WHAT THE TASK ASKS
Repeat every record below exactly as it appears.

>> Begin INFORMATION SUPPLIED

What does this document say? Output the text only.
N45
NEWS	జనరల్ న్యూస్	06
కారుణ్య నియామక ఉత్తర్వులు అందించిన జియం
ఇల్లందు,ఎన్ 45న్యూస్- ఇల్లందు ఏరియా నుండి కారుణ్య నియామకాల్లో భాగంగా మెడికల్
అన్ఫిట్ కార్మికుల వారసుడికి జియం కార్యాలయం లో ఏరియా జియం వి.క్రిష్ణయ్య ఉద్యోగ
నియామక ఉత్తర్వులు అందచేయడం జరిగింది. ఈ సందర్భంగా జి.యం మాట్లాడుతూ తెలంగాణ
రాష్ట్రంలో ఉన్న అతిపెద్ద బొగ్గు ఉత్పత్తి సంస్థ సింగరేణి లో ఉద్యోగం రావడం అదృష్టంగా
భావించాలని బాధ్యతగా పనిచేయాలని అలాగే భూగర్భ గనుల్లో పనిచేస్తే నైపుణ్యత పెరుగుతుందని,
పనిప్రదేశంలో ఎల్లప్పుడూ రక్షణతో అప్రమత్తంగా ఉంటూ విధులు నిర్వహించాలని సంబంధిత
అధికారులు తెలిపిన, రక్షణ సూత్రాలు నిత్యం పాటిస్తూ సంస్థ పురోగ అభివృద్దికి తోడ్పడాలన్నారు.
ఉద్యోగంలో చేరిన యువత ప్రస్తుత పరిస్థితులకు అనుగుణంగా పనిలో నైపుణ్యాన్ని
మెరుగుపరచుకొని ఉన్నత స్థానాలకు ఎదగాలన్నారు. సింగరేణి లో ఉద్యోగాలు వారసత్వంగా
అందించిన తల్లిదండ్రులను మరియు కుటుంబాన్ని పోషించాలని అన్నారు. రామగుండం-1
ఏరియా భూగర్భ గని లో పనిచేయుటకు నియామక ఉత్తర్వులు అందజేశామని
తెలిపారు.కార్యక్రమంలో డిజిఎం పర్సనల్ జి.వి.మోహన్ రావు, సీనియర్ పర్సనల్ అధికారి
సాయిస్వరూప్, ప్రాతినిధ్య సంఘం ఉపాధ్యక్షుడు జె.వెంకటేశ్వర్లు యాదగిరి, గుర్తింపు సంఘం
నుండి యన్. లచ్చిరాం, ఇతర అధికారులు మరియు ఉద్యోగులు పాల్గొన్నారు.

>> End INFORMATION SUPPLIED

REPLY
What does this document say? Output the text only.
N45
NEWS	జనరల్ న్యూస్	06
కారుణ్య నియామక ఉత్తర్వులు అందించిన జియం
ఇల్లందు,ఎన్ 45న్యూస్- ఇల్లందు ఏరియా నుండి కారుణ్య నియామకాల్లో భాగంగా మెడికల్
అన్ఫిట్ కార్మికుల వారసుడికి జియం కార్యాలయం లో ఏరియా జియం వి.క్రిష్ణయ్య ఉద్యోగ
నియామక ఉత్తర్వులు అందచేయడం జరిగింది. ఈ సందర్భంగా జి.యం మాట్లాడుతూ తెలంగాణ
రాష్ట్రంలో ఉన్న అతిపెద్ద బొగ్గు ఉత్పత్తి సంస్థ సింగరేణి లో ఉద్యోగం రావడం అదృష్టంగా
భావించాలని బాధ్యతగా పనిచేయాలని అలాగే భూగర్భ గనుల్లో పనిచేస్తే నైపుణ్యత పెరుగుతుందని,
పనిప్రదేశంలో ఎల్లప్పుడూ రక్షణతో అప్రమత్తంగా ఉంటూ విధులు నిర్వహించాలని సంబంధిత
అధికారులు తెలిపిన, రక్షణ సూత్రాలు నిత్యం పాటిస్తూ సంస్థ పురోగ అభివృద్దికి తోడ్పడాలన్నారు.
ఉద్యోగంలో చేరిన యువత ప్రస్తుత పరిస్థితులకు అనుగుణంగా పనిలో నైపుణ్యాన్ని
మెరుగుపరచుకొని ఉన్నత స్థానాలకు ఎదగాలన్నారు. సింగరేణి లో ఉద్యోగాలు వారసత్వంగా
అందించిన తల్లిదండ్రులను మరియు కుటుంబాన్ని పోషించాలని అన్నారు. రామగుండం-1
ఏరియా భూగర్భ గని లో పనిచేయుటకు నియామక ఉత్తర్వులు అందజేశామని
తెలిపారు.కార్యక్రమంలో డిజిఎం పర్సనల్ జి.వి.మోహన్ రావు, సీనియర్ పర్సనల్ అధికారి
సాయిస్వరూప్, ప్రాతినిధ్య సంఘం ఉపాధ్యక్షుడు జె.వెంకటేశ్వర్లు యాదగిరి, గుర్తింపు సంఘం
నుండి యన్. లచ్చిరాం, ఇతర అధికారులు మరియు ఉద్యోగులు పాల్గొన్నారు.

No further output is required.